— start —

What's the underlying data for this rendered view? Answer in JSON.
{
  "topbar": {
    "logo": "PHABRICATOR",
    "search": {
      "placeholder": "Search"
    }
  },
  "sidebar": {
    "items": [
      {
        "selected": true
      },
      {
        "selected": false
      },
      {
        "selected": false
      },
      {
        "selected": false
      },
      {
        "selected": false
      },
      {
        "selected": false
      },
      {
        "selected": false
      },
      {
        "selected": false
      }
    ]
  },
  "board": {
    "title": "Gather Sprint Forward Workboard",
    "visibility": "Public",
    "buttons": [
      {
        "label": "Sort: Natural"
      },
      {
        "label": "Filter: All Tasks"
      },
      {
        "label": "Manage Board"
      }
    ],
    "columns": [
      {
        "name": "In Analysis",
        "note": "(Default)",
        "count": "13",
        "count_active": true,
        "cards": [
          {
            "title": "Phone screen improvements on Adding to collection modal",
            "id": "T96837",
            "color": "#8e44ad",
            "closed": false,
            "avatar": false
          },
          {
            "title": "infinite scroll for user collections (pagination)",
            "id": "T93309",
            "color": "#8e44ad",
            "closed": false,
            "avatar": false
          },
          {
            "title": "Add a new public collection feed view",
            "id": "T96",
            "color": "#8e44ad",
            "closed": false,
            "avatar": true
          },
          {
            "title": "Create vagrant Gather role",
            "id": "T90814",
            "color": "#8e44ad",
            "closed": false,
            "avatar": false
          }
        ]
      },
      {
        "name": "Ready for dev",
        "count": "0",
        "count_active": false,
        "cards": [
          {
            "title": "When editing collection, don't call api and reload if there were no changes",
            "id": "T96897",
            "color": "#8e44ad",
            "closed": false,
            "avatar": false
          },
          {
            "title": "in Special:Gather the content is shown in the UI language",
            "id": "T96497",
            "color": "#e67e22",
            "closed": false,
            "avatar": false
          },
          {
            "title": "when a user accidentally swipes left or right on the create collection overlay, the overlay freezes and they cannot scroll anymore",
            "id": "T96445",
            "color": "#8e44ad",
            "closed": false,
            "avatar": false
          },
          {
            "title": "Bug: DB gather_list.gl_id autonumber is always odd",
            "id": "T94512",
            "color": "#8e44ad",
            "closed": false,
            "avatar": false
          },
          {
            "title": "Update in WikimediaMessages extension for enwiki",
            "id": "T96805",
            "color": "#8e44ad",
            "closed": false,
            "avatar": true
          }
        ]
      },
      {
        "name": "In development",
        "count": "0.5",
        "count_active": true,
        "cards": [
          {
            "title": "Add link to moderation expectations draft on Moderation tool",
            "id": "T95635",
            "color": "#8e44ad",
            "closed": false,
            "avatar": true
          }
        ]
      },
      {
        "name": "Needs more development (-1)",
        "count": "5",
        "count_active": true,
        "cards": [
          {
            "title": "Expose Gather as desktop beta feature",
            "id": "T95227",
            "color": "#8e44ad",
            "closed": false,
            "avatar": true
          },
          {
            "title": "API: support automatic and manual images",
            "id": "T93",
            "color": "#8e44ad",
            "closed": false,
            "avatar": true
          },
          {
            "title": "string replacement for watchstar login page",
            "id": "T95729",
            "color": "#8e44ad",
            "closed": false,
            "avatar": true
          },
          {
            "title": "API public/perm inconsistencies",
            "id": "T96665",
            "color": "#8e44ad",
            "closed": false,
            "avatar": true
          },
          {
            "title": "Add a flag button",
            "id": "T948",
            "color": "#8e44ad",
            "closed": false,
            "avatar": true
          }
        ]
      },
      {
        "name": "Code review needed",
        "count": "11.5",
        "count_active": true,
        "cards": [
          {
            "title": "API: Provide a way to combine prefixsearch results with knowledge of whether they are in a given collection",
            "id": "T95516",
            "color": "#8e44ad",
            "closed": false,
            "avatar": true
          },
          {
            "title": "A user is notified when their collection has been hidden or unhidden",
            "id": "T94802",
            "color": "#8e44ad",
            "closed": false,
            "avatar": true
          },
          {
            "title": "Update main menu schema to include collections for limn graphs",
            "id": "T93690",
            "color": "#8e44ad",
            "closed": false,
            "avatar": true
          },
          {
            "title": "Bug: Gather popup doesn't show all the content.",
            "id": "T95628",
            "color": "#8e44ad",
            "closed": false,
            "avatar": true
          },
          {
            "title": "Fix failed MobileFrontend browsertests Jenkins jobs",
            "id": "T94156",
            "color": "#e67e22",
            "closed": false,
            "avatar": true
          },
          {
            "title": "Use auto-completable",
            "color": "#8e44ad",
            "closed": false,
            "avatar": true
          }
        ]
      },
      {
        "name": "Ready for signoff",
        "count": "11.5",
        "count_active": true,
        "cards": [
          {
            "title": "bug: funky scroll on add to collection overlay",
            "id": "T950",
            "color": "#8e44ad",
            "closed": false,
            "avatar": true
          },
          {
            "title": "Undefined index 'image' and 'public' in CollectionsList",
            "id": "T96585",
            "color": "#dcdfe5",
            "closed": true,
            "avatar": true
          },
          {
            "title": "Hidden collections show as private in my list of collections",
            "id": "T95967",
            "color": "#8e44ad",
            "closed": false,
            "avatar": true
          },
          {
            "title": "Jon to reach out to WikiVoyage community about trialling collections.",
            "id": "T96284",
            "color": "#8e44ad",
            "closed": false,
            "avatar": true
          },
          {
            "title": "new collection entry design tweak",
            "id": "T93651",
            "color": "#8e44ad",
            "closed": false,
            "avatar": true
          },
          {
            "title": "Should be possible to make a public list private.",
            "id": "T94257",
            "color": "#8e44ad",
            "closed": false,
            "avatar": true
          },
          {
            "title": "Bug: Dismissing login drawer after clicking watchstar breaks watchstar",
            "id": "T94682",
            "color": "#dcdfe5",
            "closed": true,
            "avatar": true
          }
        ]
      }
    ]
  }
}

— end —

◆ **Brief**:
Gather all lines with the string "user" from the data.

◆ **Result of this exercise**:
            "title": "infinite scroll for user collections (pagination)",
            "title": "when a user accidentally swipes left or right on the create collection overlay, the overlay freezes and they cannot scroll anymore",
            "title": "A user is notified when their collection has been hidden or unhidden",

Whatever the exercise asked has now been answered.